Data records =
◆ ◆ ◆ ◆

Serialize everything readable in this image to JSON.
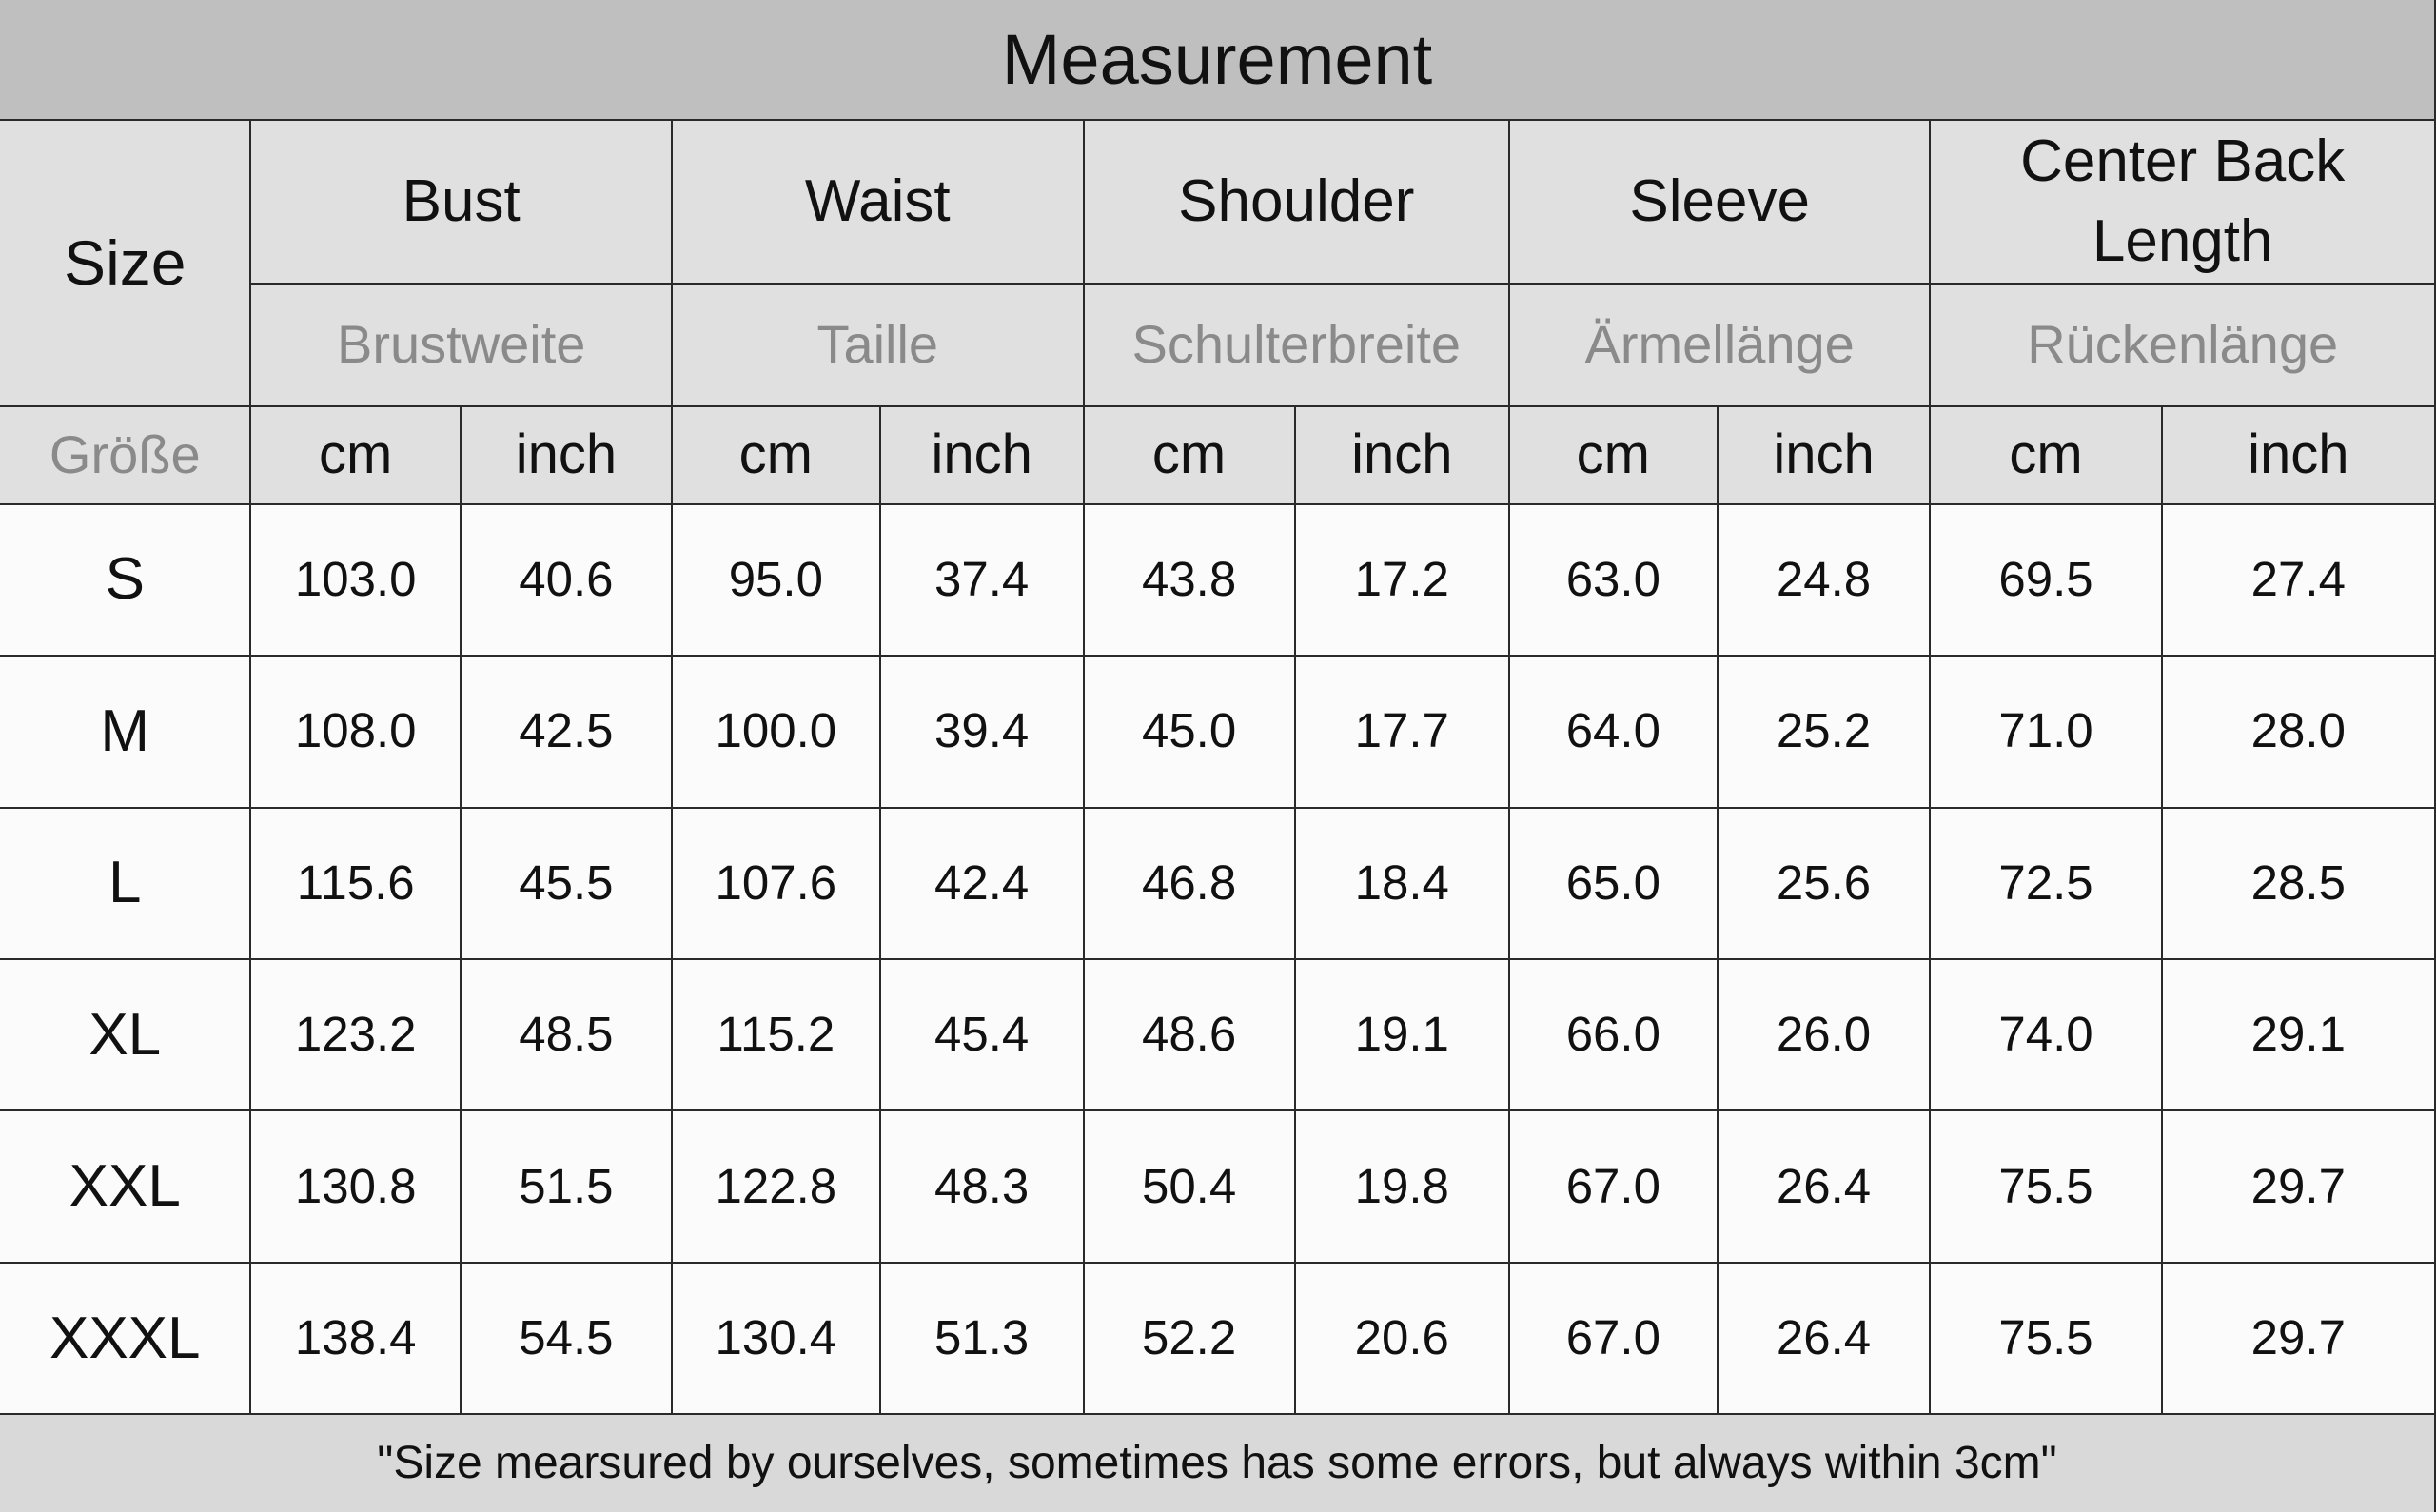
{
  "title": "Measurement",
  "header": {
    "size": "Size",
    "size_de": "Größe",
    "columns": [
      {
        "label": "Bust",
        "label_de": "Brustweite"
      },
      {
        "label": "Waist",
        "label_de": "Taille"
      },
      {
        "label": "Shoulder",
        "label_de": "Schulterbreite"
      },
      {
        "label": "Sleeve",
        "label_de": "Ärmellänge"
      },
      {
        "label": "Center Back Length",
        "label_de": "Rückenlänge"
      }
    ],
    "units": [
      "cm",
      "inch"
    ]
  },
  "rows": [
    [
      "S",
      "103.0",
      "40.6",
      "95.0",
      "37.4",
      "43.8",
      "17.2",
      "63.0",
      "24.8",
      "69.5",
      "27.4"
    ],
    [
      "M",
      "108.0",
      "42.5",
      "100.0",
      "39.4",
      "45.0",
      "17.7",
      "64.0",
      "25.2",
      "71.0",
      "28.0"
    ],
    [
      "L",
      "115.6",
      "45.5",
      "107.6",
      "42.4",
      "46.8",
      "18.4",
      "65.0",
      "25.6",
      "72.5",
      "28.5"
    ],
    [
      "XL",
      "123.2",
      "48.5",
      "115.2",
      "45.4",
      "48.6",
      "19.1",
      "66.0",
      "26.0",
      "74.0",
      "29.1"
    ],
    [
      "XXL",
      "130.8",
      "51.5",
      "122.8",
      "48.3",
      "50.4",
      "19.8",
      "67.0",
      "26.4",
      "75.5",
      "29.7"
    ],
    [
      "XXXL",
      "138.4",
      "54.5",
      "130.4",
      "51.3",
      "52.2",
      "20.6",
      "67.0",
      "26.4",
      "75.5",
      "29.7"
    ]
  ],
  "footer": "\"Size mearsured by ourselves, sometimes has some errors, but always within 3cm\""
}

◆ ◆ ◆ ◆

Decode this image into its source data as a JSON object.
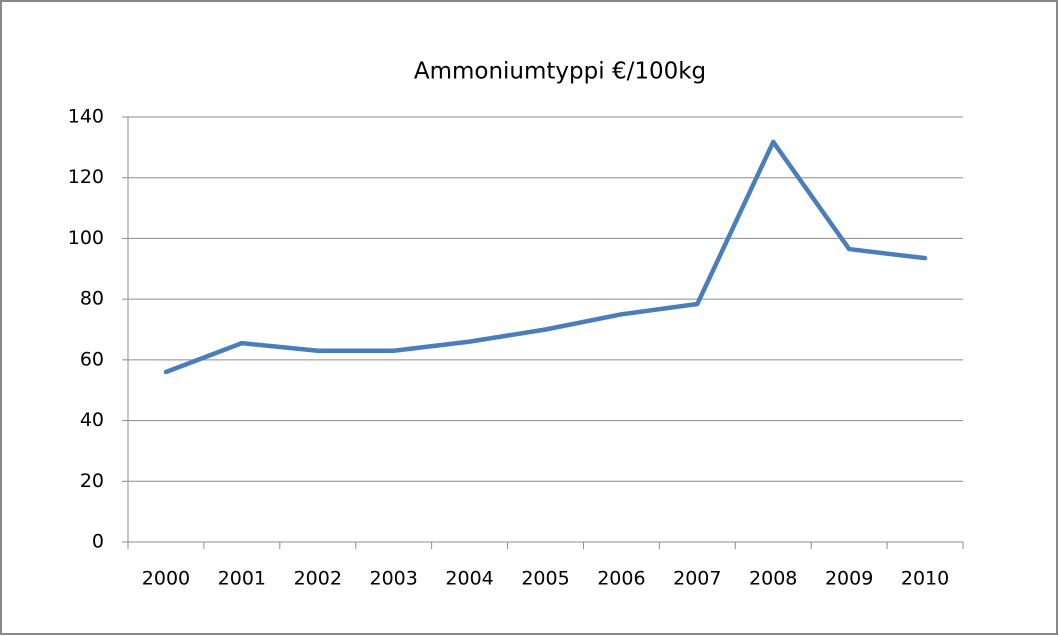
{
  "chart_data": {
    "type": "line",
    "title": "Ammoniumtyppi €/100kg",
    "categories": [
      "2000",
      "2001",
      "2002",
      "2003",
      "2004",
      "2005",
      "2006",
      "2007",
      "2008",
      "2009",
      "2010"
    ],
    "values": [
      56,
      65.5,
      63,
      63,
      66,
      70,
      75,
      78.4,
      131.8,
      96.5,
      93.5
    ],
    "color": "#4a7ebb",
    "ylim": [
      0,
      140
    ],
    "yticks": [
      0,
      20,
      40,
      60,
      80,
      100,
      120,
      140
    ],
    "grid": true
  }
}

◆ ◆ ◆ ◆

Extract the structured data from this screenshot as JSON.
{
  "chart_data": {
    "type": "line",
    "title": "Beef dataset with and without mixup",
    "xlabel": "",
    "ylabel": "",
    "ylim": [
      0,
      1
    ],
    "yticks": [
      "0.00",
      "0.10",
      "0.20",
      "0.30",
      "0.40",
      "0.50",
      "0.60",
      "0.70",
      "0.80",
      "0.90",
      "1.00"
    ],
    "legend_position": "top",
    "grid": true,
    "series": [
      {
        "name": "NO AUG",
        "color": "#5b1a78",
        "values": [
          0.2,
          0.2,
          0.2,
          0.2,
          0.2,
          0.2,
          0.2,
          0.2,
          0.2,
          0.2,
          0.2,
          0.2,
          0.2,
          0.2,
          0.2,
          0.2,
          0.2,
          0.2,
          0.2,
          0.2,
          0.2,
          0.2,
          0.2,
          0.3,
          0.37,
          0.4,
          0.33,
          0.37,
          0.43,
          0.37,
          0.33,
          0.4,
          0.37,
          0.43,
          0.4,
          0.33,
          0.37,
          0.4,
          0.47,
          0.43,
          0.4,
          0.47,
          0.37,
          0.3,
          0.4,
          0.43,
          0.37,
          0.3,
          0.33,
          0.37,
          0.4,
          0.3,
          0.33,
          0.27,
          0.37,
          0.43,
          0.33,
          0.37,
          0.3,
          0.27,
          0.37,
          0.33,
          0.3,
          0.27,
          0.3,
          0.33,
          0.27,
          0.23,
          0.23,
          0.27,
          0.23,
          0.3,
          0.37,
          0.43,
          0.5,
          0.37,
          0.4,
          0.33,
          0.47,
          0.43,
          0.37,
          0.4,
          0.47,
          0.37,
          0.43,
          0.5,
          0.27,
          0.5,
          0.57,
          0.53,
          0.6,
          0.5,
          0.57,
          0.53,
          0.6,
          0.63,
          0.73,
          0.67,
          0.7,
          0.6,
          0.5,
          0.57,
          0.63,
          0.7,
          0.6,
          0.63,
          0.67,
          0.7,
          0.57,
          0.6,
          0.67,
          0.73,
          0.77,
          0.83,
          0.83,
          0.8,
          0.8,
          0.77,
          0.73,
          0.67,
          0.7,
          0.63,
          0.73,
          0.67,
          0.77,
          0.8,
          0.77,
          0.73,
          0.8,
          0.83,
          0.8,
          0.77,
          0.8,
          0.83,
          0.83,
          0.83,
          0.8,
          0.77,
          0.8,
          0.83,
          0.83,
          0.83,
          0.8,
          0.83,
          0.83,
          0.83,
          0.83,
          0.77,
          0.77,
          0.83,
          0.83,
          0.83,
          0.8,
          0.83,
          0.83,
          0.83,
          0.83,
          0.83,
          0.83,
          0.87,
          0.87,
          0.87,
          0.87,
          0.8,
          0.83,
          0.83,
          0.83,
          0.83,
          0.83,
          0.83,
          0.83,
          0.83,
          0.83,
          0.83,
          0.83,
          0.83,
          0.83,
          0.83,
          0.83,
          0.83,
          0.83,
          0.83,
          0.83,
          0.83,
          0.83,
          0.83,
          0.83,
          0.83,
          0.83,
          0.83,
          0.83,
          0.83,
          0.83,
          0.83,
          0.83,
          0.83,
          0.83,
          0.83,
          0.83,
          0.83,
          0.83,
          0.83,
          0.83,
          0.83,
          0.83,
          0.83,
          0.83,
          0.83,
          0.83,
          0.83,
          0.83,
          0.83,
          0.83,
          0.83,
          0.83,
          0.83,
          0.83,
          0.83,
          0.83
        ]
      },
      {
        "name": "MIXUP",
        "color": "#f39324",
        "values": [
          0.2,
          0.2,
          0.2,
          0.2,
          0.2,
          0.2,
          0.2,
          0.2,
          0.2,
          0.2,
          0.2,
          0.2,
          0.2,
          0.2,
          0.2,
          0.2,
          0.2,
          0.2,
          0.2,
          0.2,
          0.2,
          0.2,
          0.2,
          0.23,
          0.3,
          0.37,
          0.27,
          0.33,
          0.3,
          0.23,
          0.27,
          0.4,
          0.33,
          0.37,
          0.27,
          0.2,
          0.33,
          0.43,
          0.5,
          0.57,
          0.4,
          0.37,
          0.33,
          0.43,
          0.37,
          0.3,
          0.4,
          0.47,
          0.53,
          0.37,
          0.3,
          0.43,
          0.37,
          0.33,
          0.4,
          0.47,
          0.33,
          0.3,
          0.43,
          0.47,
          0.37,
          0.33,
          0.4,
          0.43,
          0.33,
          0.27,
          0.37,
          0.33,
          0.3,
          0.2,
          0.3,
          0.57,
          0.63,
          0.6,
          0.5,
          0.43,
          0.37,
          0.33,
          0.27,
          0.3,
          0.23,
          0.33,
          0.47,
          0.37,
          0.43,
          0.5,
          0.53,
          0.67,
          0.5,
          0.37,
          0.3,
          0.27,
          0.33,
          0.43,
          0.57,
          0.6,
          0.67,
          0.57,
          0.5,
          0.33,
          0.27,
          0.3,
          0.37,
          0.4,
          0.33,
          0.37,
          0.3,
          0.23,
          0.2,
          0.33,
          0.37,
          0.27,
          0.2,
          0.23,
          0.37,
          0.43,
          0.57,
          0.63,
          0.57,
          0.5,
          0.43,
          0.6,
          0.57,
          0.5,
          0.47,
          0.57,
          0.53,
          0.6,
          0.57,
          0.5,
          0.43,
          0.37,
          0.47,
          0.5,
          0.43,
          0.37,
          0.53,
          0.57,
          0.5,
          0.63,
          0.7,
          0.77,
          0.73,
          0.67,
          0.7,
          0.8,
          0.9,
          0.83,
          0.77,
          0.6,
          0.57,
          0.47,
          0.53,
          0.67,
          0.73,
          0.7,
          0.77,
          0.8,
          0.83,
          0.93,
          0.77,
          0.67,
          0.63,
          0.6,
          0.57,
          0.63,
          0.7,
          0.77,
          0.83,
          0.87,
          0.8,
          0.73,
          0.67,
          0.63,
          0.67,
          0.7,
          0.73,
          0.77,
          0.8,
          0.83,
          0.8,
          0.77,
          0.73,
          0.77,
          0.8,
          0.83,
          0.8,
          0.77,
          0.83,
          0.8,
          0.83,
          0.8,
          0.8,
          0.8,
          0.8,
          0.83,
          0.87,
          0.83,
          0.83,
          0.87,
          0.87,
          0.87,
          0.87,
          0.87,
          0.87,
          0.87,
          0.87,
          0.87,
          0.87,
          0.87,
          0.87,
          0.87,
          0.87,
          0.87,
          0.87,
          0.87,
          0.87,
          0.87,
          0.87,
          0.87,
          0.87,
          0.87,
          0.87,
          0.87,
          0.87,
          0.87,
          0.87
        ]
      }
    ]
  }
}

◆ ◆ ◆ ◆

Report each line in the data that holds the word "image".

Serialize everything readable in this image to JSON.
Decode this image into its source data as a JSON object.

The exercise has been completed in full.